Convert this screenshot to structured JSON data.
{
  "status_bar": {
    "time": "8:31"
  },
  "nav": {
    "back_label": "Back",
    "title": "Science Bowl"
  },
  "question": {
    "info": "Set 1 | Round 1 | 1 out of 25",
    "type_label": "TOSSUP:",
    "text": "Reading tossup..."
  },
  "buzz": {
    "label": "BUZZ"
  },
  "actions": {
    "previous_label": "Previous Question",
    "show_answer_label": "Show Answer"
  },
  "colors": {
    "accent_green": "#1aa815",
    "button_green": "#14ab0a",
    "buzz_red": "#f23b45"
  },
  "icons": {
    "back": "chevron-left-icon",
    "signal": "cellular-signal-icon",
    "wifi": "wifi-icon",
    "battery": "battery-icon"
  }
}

Aim >> Write out every entry again, keeping each line exactly the same.

Solution to the exercise >>
Convert this screenshot to structured JSON data.
{
  "status_bar": {
    "time": "8:31"
  },
  "nav": {
    "back_label": "Back",
    "title": "Science Bowl"
  },
  "question": {
    "info": "Set 1 | Round 1 | 1 out of 25",
    "type_label": "TOSSUP:",
    "text": "Reading tossup..."
  },
  "buzz": {
    "label": "BUZZ"
  },
  "actions": {
    "previous_label": "Previous Question",
    "show_answer_label": "Show Answer"
  },
  "colors": {
    "accent_green": "#1aa815",
    "button_green": "#14ab0a",
    "buzz_red": "#f23b45"
  },
  "icons": {
    "back": "chevron-left-icon",
    "signal": "cellular-signal-icon",
    "wifi": "wifi-icon",
    "battery": "battery-icon"
  }
}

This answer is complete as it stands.